▸ What this exercise asks:
(1) Check each statement against the thread on reverse VNC connections below. Answer yes or no, and quote the deciding words. (a) The firewall should be opened on TCP port 5500. (b) Vine Server is the program to distribute to Windows clients. (c) The ssh remote port forward runs from port 5900 on the other side's machine.
(2) Write what comes next in the thread on reverse VNC connections, starting after its final sentence.
(Passage for review Opens)
Although I think you're making it harder on yourself by requiring a native VNC solution, you could do something like this:

First, set up a Dyndns.org subdomain and keep it updated with your current IP address. Then, punch a hole through your firewall, TCP port 5500, and point it to your computer.

On your end, when a customer wants to connect, you can either use UltraVNC Viewer or Chicken of the VNC in listen mode so it waits for an incoming connection from a VNC server.

If your client is running Windows, you can distribute a SingleClick executable that connects back to your Dyndns.org domain looking for a viewer in listen mode.

If your client is running Mac OS X, you can distribute Vine Server and ask them to perform a "Reverse Connection" to your Dyndns.org domain and port. There might be some way to automate this so the user just has to open the app and it automatically makes the reverse connection.


Have the other side do a remote port forward (-R) via ssh from port 5900 on their side to an arbitrary port on the Linux intermediary, using PuTTY or some script driving OpenSSH. Then do a local port forward (-L) from an arbitrary port on your machine to the port they've opened on the Linux machine. You will then be able to connect to the open port on your machine and control the VNC server on their machine.

  • The "other side" are generally Windows machines, and not the brightest users at that. I just want to set and forget on their machines. The only time that Linux is involved is, as I mentioned, with my "man-in-the-middle" shared hosting server. I do not need to remotely control this machine - just want to use it (if required) as a stepping stone / listener / NAT helper... if necessary. – ggutenberg May 2 '10 at 9:34

For Windows, look at UltraVNC's SingleClick. It does things strangely in that you have a client listening on your machine (which you need to port forward to), and then the server gets downloaded by the person you're supporting. All they have to do is run it, and select the server they want to connect to, and that's it. I use this at work to support users.
(Passage for review Closes)
(Entries shown Opens)
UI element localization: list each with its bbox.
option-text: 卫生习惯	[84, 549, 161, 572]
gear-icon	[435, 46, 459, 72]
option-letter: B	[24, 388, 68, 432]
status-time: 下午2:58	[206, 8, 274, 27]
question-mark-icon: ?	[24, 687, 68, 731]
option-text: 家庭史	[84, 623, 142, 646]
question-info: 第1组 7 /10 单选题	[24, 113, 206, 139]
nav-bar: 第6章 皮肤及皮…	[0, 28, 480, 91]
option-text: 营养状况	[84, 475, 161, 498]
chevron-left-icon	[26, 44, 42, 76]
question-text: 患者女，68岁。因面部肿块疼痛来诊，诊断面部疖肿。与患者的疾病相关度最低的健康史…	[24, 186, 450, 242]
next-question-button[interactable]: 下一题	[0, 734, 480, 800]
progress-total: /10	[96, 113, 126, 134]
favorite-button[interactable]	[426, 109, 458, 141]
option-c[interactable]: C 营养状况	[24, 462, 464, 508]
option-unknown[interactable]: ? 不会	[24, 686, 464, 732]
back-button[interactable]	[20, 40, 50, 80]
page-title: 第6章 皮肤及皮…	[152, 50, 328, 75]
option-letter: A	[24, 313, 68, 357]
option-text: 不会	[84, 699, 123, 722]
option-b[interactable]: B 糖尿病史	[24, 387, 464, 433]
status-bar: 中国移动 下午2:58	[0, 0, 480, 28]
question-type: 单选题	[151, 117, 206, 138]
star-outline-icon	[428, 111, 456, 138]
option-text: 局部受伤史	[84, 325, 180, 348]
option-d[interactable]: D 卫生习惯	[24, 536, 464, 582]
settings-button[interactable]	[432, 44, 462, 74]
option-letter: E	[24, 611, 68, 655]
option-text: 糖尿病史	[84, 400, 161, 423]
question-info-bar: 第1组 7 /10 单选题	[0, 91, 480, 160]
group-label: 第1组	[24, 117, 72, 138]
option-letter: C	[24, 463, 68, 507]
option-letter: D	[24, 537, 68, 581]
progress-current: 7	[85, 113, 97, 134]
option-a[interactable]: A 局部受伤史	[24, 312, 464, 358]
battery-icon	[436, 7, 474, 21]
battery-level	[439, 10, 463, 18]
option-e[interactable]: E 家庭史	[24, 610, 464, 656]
(Entries shown Closes)
▸ Answers:
(1)
(a) Yes: "punch a hole through your firewall, TCP port 5500, and point it to your computer."
(b) No: "If your client is running Mac OS X, you can distribute Vine Server"
(c) Yes: "from port 5900 on their side to an arbitrary port on the Linux intermediary"

(2)
  • I've used this in a combination with the repeater in the past, but again, it's Windows-to-Windows. I need Mac-Windows and Mac-Mac as well. Also, I have no facility to port forward as I'm usually on a shared/public internet connection, so don't have access to the router config. Also, I want this solution to "just work" no matter where I am, and not have to worry about site-specific configurations. – ggutenberg May 2 '10 at 9:58

I would recommend Crossloop as a support tool:


It's not the "perfect" free solution, but it is secure and free. The perfect free solution to be would be that can be self hosted, but of course if crossloop did that, it would defeat the purpose of crossloop.

Crossloop works pretty much like gnacio Vazquez-Abrams described. At least in the early versions.


Teamviewer. NAT & firewall transparent, multi-platform, cross-platform, free for non-commercial use, simple setup for the suportee - they just download it and run it.

To establish a session, the supportee sends you a session password (e-mail, IM, phone, pigeon, shouts it over the cubicle wall, ...), which you enter in your installed TV app, and you're on.